Extract every line below that contains the word "资料图片".

Stored records
** Start **

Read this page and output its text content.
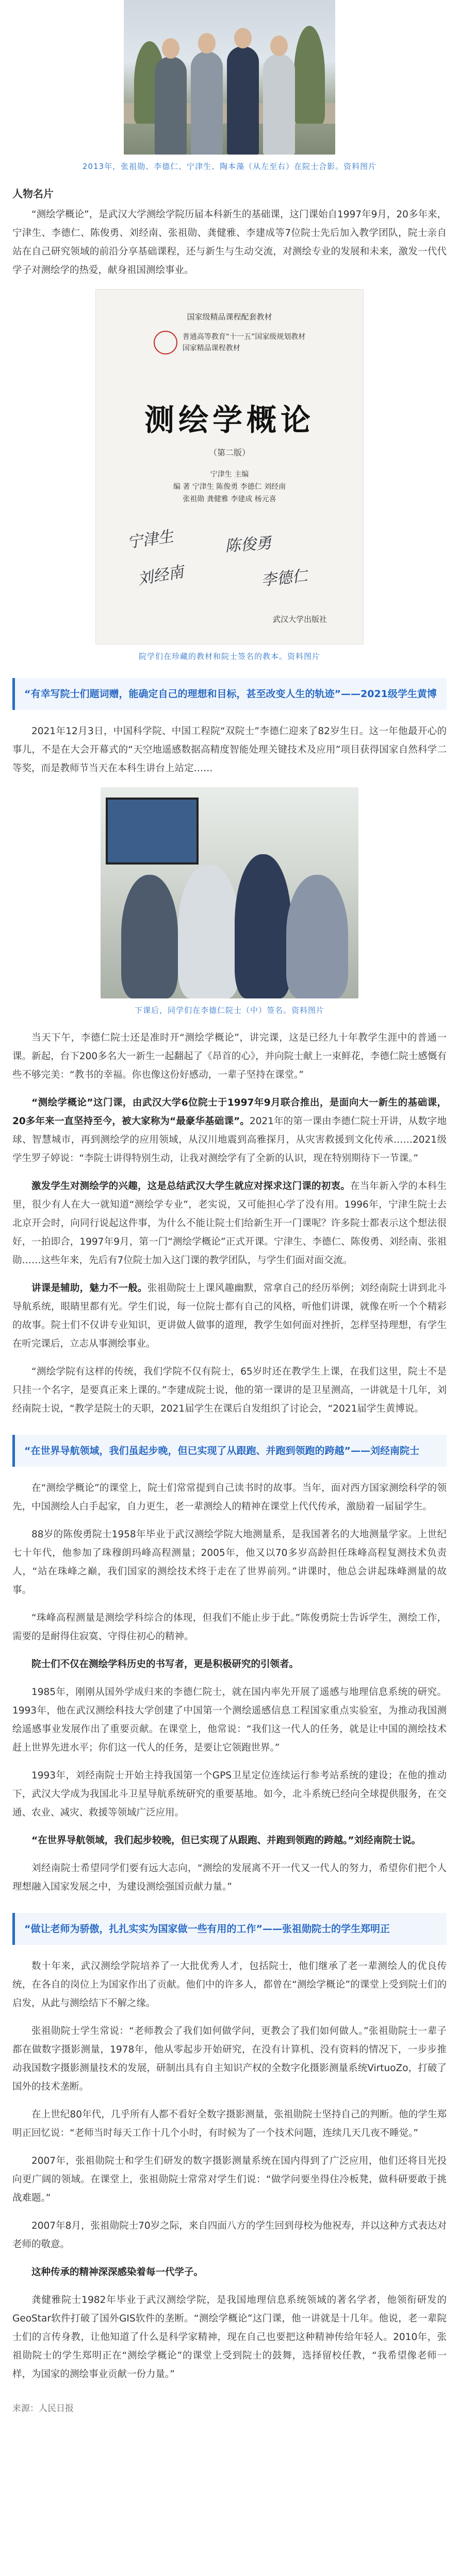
2013年，张祖勋、李德仁、宁津生、陶本藻（从左至右）在院士合影。资料图片
人物名片

“测绘学概论”，是武汉大学测绘学院历届本科新生的基础课，这门课始自1997年9月，20多年来，宁津生、李德仁、陈俊勇、刘经南、张祖勋、龚健雅、李建成等7位院士先后加入教学团队，院士亲自站在自己研究领域的前沿分享基础课程，还与新生与生动交流，对测绘专业的发展和未来，激发一代代学子对测绘学的热爱，献身祖国测绘事业。

国家级精品课程配套教材
普通高等教育“十一五”国家级规划教材
国家精品课程教材
测绘学概论
（第二版）
宁津生 主编
编 著 宁津生 陈俊勇 李德仁 刘经南
张祖勋 龚健雅 李建成 杨元喜
宁津生	陈俊勇
刘经南	李德仁
武汉大学出版社
院学们在珍藏的教材和院士签名的教本。资料图片
“有幸写院士们题词赠，能确定自己的理想和目标，甚至改变人生的轨迹”——2021级学生黄博

2021年12月3日，中国科学院、中国工程院“双院士”李德仁迎来了82岁生日。这一年他最开心的事儿，不是在大会开幕式的“天空地遥感数据高精度智能处理关键技术及应用”项目获得国家自然科学二等奖，而是教师节当天在本科生讲台上站定……

下课后，同学们在李德仁院士（中）签名。资料图片

当天下午，李德仁院士还是准时开“测绘学概论”，讲完课，这是已经九十年教学生涯中的普通一课。新起，台下200多名大一新生一起翻起了《昂首的心》，并向院士献上一束鲜花，李德仁院士感慨有些不够完美：“教书的幸福。你也像这份好感动，一辈子坚持在课堂。”

“测绘学概论”这门课，由武汉大学6位院士于1997年9月联合推出，是面向大一新生的基础课，20多年来一直坚持至今，被大家称为“最豪华基础课”。2021年的第一课由李德仁院士开讲，从数字地球、智慧城市，再到测绘学的应用领域，从汉川地震到高雅探月，从灾害救援到文化传承……2021级学生罗子婷说：“李院士讲得特别生动，让我对测绘学有了全新的认识，现在特别期待下一节课。”

激发学生对测绘学的兴趣，这是总结武汉大学生就应对探求这门课的初衷。在当年新入学的本科生里，很少有人在大一就知道“测绘学专业”，老实说，又可能担心学了没有用。1996年，宁津生院士去北京开会时，向同行说起这件事，为什么不能让院士们给新生开一门课呢？许多院士都表示这个想法很好，一拍即合，1997年9月，第一门“测绘学概论”正式开课。宁津生、李德仁、陈俊勇、刘经南、张祖勋……这些年来，先后有7位院士加入这门课的教学团队，与学生们面对面交流。

讲课是辅助，魅力不一般。张祖勋院士上课风趣幽默，常拿自己的经历举例；刘经南院士讲到北斗导航系统，眼睛里都有光。学生们说，每一位院士都有自己的风格，听他们讲课，就像在听一个个精彩的故事。院士们不仅讲专业知识，更讲做人做事的道理，教学生如何面对挫折，怎样坚持理想，有学生在听完课后，立志从事测绘事业。

“测绘学院有这样的传统，我们学院不仅有院士，65岁时还在教学生上课，在我们这里，院士不是只挂一个名字，是要真正来上课的。”李建成院士说，他的第一课讲的是卫星测高，一讲就是十几年，刘经南院士说，“教学是院士的天职，2021届学生在课后自发组织了讨论会，“2021届学生黄博说。

“在世界导航领域，我们虽起步晚，但已实现了从跟跑、并跑到领跑的跨越”——刘经南院士

在“测绘学概论”的课堂上，院士们常常提到自己读书时的故事。当年，面对西方国家测绘科学的领先，中国测绘人白手起家，自力更生，老一辈测绘人的精神在课堂上代代传承，激励着一届届学生。

88岁的陈俊勇院士1958年毕业于武汉测绘学院大地测量系，是我国著名的大地测量学家。上世纪七十年代，他参加了珠穆朗玛峰高程测量；2005年，他又以70多岁高龄担任珠峰高程复测技术负责人，“站在珠峰之巅，我们国家的测绘技术终于走在了世界前列。”讲课时，他总会讲起珠峰测量的故事。

“珠峰高程测量是测绘学科综合的体现，但我们不能止步于此。”陈俊勇院士告诉学生，测绘工作，需要的是耐得住寂寞、守得住初心的精神。

院士们不仅在测绘学科历史的书写者，更是积极研究的引领者。

1985年，刚刚从国外学成归来的李德仁院士，就在国内率先开展了遥感与地理信息系统的研究。1993年，他在武汉测绘科技大学创建了中国第一个测绘遥感信息工程国家重点实验室，为推动我国测绘遥感事业发展作出了重要贡献。在课堂上，他常说：“我们这一代人的任务，就是让中国的测绘技术赶上世界先进水平；你们这一代人的任务，是要让它领跑世界。”

1993年，刘经南院士开始主持我国第一个GPS卫星定位连续运行参考站系统的建设；在他的推动下，武汉大学成为我国北斗卫星导航系统研究的重要基地。如今，北斗系统已经向全球提供服务，在交通、农业、减灾、救援等领域广泛应用。

“在世界导航领域，我们起步较晚，但已实现了从跟跑、并跑到领跑的跨越。”刘经南院士说。

刘经南院士希望同学们要有远大志向，“测绘的发展离不开一代又一代人的努力，希望你们把个人理想融入国家发展之中，为建设测绘强国贡献力量。”

“做让老师为骄傲，扎扎实实为国家做一些有用的工作”——张祖勋院士的学生郑明正

数十年来，武汉测绘学院培养了一大批优秀人才，包括院士，他们继承了老一辈测绘人的优良传统，在各自的岗位上为国家作出了贡献。他们中的许多人，都曾在“测绘学概论”的课堂上受到院士们的启发，从此与测绘结下不解之缘。

张祖勋院士学生常说：“老师教会了我们如何做学问，更教会了我们如何做人。”张祖勋院士一辈子都在做数字摄影测量，1978年，他从零起步开始研究，在没有计算机、没有资料的情况下，一步步推动我国数字摄影测量技术的发展，研制出具有自主知识产权的全数字化摄影测量系统VirtuoZo，打破了国外的技术垄断。

在上世纪80年代，几乎所有人都不看好全数字摄影测量，张祖勋院士坚持自己的判断。他的学生郑明正回忆说：“老师当时每天工作十几个小时，有时候为了一个技术问题，连续几天几夜不睡觉。”

2007年，张祖勋院士和学生们研发的数字摄影测量系统在国内得到了广泛应用，他们还将目光投向更广阔的领域。在课堂上，张祖勋院士常常对学生们说：“做学问要坐得住冷板凳，做科研要敢于挑战难题。”

2007年8月，张祖勋院士70岁之际，来自四面八方的学生回到母校为他祝寿，并以这种方式表达对老师的敬意。

这种传承的精神深深感染着每一代学子。

龚健雅院士1982年毕业于武汉测绘学院，是我国地理信息系统领域的著名学者，他领衔研发的GeoStar软件打破了国外GIS软件的垄断。“测绘学概论”这门课，他一讲就是十几年。他说，老一辈院士们的言传身教，让他知道了什么是科学家精神，现在自己也要把这种精神传给年轻人。2010年，张祖勋院士的学生郑明正在“测绘学概论”的课堂上受到院士的鼓舞，选择留校任教，“我希望像老师一样，为国家的测绘事业贡献一份力量。”

来源：人民日报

** End **

◆ Solved exercise
2013年，张祖勋、李德仁、宁津生、陶本藻（从左至右）在院士合影。资料图片
院学们在珍藏的教材和院士签名的教本。资料图片
下课后，同学们在李德仁院士（中）签名。资料图片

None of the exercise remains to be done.